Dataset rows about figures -
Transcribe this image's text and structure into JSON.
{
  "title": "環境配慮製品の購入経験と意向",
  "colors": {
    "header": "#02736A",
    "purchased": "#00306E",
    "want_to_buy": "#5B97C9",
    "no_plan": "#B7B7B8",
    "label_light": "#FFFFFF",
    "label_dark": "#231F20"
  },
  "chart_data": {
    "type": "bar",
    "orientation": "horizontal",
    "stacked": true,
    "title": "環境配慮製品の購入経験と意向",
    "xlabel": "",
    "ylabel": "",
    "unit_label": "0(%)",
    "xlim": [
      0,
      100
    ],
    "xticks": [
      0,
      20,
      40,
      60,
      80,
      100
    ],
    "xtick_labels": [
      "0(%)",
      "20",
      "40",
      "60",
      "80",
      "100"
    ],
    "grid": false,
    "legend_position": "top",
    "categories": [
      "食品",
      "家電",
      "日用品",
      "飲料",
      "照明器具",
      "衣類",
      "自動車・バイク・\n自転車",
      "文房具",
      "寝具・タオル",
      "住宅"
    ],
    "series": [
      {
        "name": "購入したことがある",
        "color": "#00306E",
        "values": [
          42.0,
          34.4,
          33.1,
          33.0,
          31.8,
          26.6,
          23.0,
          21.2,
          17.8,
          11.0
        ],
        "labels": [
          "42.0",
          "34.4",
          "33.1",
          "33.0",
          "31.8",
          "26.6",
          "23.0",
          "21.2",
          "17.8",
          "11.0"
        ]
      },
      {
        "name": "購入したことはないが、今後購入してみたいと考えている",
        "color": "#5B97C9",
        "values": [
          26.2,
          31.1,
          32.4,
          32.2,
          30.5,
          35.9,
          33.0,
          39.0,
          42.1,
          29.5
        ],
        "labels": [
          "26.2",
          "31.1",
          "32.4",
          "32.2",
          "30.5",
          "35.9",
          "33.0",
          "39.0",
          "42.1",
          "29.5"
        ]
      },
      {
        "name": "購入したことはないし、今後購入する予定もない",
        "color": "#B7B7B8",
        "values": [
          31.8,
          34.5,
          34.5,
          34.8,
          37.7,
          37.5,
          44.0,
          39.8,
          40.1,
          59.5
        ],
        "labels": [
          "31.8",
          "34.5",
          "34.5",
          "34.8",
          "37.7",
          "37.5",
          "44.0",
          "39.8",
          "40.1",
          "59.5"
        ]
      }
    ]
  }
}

GIVEN REQUEST -
Look through the entries above and report the number of lines that contain "title". Write only the number.

FINAL RESULT -
2